= Short problem A =
List every ingredient named in the salsa recipe.

= Provided text =
Salsa Borracha "Drunken Salsa"

Salsa Borracha or "Drunken Salsa" is a classic Mexican salsa that can contain a variety of ingredients depending which state in Mexico it comes from. This recipe comes from one of our favorite Mexican cookbooks by Alex Stupak and Jordan Rothman's: "Tacos: Recipes and Provocations". Their version creates a delicious blend of smoke and spice, featuring smoked chipotle chiles and roasty Mezcal. Depending on your preferences, arbol, pasilla, or ancho chiles can be used in place of the chipotles, and golden tequila or Mexican beer can be used in place of the Mezcal. Make it your own! It's hard to mess this one up.



  • 3-4 medium tomatillos (about 5 ounces total), husked, rinsed, and patted dry
  • 2 Chipotle Meco Chiles (double smoked) or 2 Chipotle Morita Chiles (single smoked), depending on your smoke level preference
  • 1 garlic clove, skin on
  • 1/2 medium white onion, cut into 1/4-inch-thick slices
  • 1 teaspoon kosher salt
  • 1 teaspoon honey
  • 1/4 cup mezcal


  1. Preheat the broiler. Roast the tomatillos on a baking sheet until blackened in spots, flipping half way through, about 7 minutes on each side. Remove and cool to room temperature.
  2. Remove the stems from the chiles, tear them open, shake out and discard any seeds. To rehydrate them, soak in hot water for about 20 minutes and then drain the excess liquid. (Tip: hold onto the water to flavor soups and stews!)

= Exercise inputs =

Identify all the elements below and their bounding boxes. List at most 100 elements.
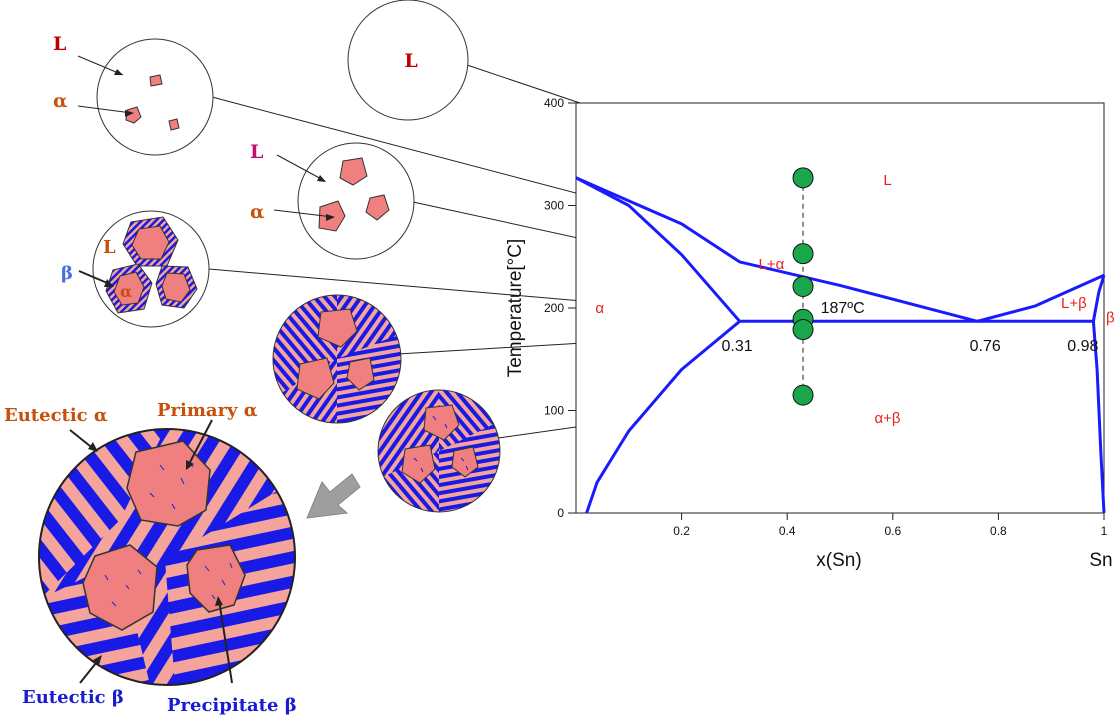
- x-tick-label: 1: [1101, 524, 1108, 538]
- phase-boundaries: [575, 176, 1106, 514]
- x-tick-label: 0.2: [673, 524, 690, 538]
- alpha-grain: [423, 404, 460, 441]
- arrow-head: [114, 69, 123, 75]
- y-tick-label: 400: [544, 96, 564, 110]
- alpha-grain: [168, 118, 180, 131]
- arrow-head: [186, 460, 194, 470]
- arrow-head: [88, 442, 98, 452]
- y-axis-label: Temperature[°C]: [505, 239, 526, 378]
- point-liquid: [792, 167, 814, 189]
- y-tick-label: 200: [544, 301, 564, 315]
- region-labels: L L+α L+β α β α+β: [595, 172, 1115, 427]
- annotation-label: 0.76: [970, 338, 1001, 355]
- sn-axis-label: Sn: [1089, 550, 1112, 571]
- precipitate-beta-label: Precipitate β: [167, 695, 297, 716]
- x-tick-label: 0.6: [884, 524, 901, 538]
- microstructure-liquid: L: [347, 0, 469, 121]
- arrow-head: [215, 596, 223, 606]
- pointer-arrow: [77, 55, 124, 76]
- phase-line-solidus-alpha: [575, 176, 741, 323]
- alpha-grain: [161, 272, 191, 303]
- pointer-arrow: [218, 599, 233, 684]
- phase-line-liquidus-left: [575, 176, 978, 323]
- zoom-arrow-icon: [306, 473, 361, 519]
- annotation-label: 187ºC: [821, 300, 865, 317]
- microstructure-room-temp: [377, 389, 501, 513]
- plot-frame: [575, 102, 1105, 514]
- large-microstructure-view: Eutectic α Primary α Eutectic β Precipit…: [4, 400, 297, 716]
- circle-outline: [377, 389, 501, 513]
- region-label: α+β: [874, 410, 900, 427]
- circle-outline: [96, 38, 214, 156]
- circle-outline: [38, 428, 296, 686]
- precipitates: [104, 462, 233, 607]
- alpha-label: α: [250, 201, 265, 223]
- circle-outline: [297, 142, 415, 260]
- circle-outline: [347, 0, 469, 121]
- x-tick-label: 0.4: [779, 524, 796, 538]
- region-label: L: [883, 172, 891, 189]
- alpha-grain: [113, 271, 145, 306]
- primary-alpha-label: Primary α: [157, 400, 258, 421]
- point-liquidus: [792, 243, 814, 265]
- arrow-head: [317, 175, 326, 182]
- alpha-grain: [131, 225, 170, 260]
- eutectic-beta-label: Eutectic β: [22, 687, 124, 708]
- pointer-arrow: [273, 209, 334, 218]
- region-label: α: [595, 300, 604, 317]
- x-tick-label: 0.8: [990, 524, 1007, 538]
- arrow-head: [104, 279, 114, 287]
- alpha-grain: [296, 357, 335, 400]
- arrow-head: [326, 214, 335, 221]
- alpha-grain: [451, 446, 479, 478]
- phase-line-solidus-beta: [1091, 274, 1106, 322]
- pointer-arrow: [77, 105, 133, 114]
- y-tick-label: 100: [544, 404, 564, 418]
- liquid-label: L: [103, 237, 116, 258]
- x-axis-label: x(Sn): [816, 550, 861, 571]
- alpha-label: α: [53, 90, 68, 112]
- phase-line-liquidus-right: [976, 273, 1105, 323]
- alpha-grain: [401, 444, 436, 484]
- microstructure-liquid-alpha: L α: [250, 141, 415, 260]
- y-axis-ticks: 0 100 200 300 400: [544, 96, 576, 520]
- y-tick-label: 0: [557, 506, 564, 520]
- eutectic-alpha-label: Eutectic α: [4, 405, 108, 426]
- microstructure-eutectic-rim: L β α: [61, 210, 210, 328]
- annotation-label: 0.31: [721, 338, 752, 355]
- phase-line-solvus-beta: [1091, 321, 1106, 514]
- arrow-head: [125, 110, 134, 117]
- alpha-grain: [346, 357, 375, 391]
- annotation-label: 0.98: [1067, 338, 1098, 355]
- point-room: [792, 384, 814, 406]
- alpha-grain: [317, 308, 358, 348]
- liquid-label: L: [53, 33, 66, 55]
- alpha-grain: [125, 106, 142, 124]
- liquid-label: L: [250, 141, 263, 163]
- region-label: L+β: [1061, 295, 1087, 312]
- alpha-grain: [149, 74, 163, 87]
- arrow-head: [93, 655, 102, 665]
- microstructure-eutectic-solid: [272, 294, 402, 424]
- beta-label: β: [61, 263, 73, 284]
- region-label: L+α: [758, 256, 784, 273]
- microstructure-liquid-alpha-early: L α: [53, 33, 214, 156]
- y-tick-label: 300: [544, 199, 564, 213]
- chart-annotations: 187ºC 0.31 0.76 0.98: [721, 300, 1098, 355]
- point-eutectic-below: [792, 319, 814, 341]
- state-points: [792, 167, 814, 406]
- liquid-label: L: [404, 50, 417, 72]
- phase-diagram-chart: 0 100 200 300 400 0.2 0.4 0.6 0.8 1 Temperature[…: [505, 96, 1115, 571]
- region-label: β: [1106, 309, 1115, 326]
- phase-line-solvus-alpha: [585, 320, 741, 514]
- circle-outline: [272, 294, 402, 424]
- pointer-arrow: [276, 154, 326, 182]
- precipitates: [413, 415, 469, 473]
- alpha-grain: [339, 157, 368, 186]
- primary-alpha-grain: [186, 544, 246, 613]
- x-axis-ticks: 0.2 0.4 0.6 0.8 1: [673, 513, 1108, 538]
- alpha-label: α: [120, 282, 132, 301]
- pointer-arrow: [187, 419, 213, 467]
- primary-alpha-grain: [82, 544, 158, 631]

==

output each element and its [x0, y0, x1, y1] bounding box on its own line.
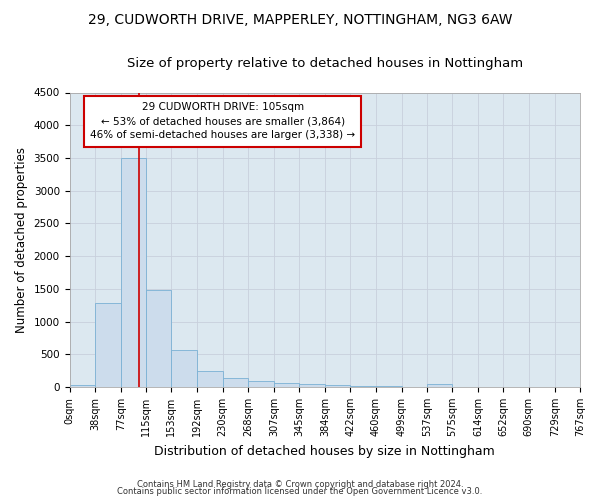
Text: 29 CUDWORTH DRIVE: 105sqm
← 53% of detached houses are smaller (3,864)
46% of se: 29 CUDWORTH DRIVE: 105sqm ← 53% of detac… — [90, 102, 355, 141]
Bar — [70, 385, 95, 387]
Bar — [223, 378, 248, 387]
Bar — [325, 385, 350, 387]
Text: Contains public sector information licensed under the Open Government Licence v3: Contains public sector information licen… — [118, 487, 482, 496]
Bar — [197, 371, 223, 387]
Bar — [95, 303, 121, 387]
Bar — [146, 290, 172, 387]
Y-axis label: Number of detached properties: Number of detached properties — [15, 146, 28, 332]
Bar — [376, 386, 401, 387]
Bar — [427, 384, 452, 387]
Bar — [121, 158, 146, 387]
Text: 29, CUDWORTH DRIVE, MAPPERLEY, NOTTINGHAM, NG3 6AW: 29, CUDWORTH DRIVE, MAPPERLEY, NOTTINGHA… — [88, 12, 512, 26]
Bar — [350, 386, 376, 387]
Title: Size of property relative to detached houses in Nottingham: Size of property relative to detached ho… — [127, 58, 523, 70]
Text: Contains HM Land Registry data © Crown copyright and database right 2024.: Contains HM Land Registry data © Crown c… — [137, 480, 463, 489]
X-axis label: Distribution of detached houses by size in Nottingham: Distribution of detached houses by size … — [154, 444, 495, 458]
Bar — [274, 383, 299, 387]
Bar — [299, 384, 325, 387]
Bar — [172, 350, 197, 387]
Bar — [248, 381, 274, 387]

= Short problem B =
Express the lines of the records from the one containing "Text: 29 CUDWORTH DRIVE: 105sqm" through the one containing "Bar — [325, 385, 350, 387]", inclusive, as a JSON list of strings with one string per line and blank lines omitted.

= Right answer A =
- Tomatillos (3-4 medium)
- Chipotle Meco chiles or Chipotle Morita chiles (2)
- Garlic clove (1, skin on)
- White onion (1/2 medium)
- Kosher salt (1 teaspoon)
- Honey (1 teaspoon)
- Mezcal (1/4 cup)

= Right answer B =
[
  "Text: 29 CUDWORTH DRIVE: 105sqm",
  "← 53% of detached houses are smaller (3,864)",
  "46% of se: 29 CUDWORTH DRIVE: 105sqm ← 53% of detac… — [90, 102, 355, 141]",
  "Bar — [70, 385, 95, 387]",
  "Bar — [223, 378, 248, 387]",
  "Bar — [325, 385, 350, 387]"
]